#### Data in this exercise

>>>>>

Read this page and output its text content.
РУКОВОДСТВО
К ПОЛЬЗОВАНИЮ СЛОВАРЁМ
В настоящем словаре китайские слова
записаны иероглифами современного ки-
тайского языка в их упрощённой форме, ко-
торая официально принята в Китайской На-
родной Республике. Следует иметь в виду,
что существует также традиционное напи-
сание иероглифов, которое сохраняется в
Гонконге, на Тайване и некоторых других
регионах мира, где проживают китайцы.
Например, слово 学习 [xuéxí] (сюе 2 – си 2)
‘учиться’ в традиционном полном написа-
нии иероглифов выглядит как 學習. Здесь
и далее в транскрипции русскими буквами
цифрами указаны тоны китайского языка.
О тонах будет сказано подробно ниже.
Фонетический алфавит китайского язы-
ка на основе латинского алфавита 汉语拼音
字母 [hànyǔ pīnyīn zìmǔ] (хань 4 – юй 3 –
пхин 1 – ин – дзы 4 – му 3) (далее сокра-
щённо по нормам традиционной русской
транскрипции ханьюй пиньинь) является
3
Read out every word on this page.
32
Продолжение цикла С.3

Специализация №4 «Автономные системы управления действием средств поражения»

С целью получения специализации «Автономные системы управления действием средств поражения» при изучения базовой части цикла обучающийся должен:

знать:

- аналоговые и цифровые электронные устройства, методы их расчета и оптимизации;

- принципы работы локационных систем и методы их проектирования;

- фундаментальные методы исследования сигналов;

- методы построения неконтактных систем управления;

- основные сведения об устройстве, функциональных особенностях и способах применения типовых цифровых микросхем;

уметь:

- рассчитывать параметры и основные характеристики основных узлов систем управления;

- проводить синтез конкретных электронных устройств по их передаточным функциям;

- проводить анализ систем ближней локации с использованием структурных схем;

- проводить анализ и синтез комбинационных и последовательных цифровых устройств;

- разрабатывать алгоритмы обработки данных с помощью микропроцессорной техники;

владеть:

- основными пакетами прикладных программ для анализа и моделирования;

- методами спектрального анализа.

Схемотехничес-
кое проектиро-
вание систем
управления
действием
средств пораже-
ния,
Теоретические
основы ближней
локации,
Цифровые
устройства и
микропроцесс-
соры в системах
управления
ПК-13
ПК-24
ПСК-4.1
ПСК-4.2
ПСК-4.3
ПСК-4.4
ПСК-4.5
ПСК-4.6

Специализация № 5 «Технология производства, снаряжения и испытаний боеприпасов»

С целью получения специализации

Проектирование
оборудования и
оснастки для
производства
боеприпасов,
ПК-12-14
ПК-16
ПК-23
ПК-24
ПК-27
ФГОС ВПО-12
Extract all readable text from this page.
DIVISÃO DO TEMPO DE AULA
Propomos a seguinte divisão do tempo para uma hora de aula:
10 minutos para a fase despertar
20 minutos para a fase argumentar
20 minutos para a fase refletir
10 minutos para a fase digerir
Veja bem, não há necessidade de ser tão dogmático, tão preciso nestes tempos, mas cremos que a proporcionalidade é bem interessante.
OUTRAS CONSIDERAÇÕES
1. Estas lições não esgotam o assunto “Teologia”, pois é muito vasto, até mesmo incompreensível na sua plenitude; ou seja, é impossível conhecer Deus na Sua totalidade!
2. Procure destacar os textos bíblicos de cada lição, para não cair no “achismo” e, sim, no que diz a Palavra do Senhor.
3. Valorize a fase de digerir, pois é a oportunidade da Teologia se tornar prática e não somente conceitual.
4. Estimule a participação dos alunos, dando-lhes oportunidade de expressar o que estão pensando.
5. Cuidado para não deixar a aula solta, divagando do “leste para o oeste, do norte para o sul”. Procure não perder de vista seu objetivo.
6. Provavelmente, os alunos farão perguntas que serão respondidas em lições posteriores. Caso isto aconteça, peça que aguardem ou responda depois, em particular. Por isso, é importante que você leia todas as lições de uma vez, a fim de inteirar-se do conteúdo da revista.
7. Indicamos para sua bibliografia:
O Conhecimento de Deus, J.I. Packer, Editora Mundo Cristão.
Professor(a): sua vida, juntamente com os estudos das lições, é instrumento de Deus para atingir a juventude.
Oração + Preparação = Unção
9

<<<<<

#### The exercise
Each line of the listing should be echoed back exactly.

#### Exercise solution
Read this page and output its text content.
РУКОВОДСТВО
К ПОЛЬЗОВАНИЮ СЛОВАРЁМ
В настоящем словаре китайские слова
записаны иероглифами современного ки-
тайского языка в их упрощённой форме, ко-
торая официально принята в Китайской На-
родной Республике. Следует иметь в виду,
что существует также традиционное напи-
сание иероглифов, которое сохраняется в
Гонконге, на Тайване и некоторых других
регионах мира, где проживают китайцы.
Например, слово 学习 [xuéxí] (сюе 2 – си 2)
‘учиться’ в традиционном полном написа-
нии иероглифов выглядит как 學習. Здесь
и далее в транскрипции русскими буквами
цифрами указаны тоны китайского языка.
О тонах будет сказано подробно ниже.
Фонетический алфавит китайского язы-
ка на основе латинского алфавита 汉语拼音
字母 [hànyǔ pīnyīn zìmǔ] (хань 4 – юй 3 –
пхин 1 – ин – дзы 4 – му 3) (далее сокра-
щённо по нормам традиционной русской
транскрипции ханьюй пиньинь) является
3
Read out every word on this page.
32
Продолжение цикла С.3

Специализация №4 «Автономные системы управления действием средств поражения»

С целью получения специализации «Автономные системы управления действием средств поражения» при изучения базовой части цикла обучающийся должен:

знать:

- аналоговые и цифровые электронные устройства, методы их расчета и оптимизации;

- принципы работы локационных систем и методы их проектирования;

- фундаментальные методы исследования сигналов;

- методы построения неконтактных систем управления;

- основные сведения об устройстве, функциональных особенностях и способах применения типовых цифровых микросхем;

уметь:

- рассчитывать параметры и основные характеристики основных узлов систем управления;

- проводить синтез конкретных электронных устройств по их передаточным функциям;

- проводить анализ систем ближней локации с использованием структурных схем;

- проводить анализ и синтез комбинационных и последовательных цифровых устройств;

- разрабатывать алгоритмы обработки данных с помощью микропроцессорной техники;

владеть:

- основными пакетами прикладных программ для анализа и моделирования;

- методами спектрального анализа.

Схемотехничес-
кое проектиро-
вание систем
управления
действием
средств пораже-
ния,
Теоретические
основы ближней
локации,
Цифровые
устройства и
микропроцесс-
соры в системах
управления
ПК-13
ПК-24
ПСК-4.1
ПСК-4.2
ПСК-4.3
ПСК-4.4
ПСК-4.5
ПСК-4.6

Специализация № 5 «Технология производства, снаряжения и испытаний боеприпасов»

С целью получения специализации

Проектирование
оборудования и
оснастки для
производства
боеприпасов,
ПК-12-14
ПК-16
ПК-23
ПК-24
ПК-27
ФГОС ВПО-12
Extract all readable text from this page.
DIVISÃO DO TEMPO DE AULA
Propomos a seguinte divisão do tempo para uma hora de aula:
10 minutos para a fase despertar
20 minutos para a fase argumentar
20 minutos para a fase refletir
10 minutos para a fase digerir
Veja bem, não há necessidade de ser tão dogmático, tão preciso nestes tempos, mas cremos que a proporcionalidade é bem interessante.
OUTRAS CONSIDERAÇÕES
1. Estas lições não esgotam o assunto “Teologia”, pois é muito vasto, até mesmo incompreensível na sua plenitude; ou seja, é impossível conhecer Deus na Sua totalidade!
2. Procure destacar os textos bíblicos de cada lição, para não cair no “achismo” e, sim, no que diz a Palavra do Senhor.
3. Valorize a fase de digerir, pois é a oportunidade da Teologia se tornar prática e não somente conceitual.
4. Estimule a participação dos alunos, dando-lhes oportunidade de expressar o que estão pensando.
5. Cuidado para não deixar a aula solta, divagando do “leste para o oeste, do norte para o sul”. Procure não perder de vista seu objetivo.
6. Provavelmente, os alunos farão perguntas que serão respondidas em lições posteriores. Caso isto aconteça, peça que aguardem ou responda depois, em particular. Por isso, é importante que você leia todas as lições de uma vez, a fim de inteirar-se do conteúdo da revista.
7. Indicamos para sua bibliografia:
O Conhecimento de Deus, J.I. Packer, Editora Mundo Cristão.
Professor(a): sua vida, juntamente com os estudos das lições, é instrumento de Deus para atingir a juventude.
Oração + Preparação = Unção
9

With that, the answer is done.